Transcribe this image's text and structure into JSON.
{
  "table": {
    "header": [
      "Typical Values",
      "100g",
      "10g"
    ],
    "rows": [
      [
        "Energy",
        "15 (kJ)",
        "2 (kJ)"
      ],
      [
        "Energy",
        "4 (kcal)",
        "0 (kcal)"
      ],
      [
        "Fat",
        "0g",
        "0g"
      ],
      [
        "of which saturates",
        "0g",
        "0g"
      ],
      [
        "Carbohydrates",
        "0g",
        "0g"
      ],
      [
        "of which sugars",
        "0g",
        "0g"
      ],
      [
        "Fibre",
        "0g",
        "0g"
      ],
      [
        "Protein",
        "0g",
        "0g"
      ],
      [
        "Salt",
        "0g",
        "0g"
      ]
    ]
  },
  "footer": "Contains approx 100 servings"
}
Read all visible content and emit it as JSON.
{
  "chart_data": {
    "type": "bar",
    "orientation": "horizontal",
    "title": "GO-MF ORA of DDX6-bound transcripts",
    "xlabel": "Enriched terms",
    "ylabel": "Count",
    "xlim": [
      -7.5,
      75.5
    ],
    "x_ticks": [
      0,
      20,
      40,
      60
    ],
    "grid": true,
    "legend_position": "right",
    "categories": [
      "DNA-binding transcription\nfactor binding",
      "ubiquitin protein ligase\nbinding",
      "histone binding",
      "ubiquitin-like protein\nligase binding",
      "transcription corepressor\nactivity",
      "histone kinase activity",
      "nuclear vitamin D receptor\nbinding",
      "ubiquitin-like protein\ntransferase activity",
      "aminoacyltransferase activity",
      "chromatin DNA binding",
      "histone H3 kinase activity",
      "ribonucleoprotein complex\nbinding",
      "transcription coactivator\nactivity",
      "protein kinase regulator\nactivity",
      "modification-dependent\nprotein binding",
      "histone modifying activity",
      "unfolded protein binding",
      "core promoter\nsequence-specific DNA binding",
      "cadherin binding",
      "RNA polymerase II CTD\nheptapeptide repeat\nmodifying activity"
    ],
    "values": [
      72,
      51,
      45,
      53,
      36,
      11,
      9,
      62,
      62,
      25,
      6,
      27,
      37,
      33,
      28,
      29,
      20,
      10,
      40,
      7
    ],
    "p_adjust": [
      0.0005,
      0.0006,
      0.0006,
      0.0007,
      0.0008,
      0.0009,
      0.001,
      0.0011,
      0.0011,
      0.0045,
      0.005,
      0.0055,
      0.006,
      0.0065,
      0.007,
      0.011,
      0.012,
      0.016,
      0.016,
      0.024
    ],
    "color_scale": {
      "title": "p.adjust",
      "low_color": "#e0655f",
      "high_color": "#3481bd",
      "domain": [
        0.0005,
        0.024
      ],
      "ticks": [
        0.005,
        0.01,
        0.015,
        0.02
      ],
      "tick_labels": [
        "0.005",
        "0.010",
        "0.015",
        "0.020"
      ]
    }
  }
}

What to work on:
Identify the lines in the records above that contain the word "like", then state how many there are and nothing more.

Task answer:
2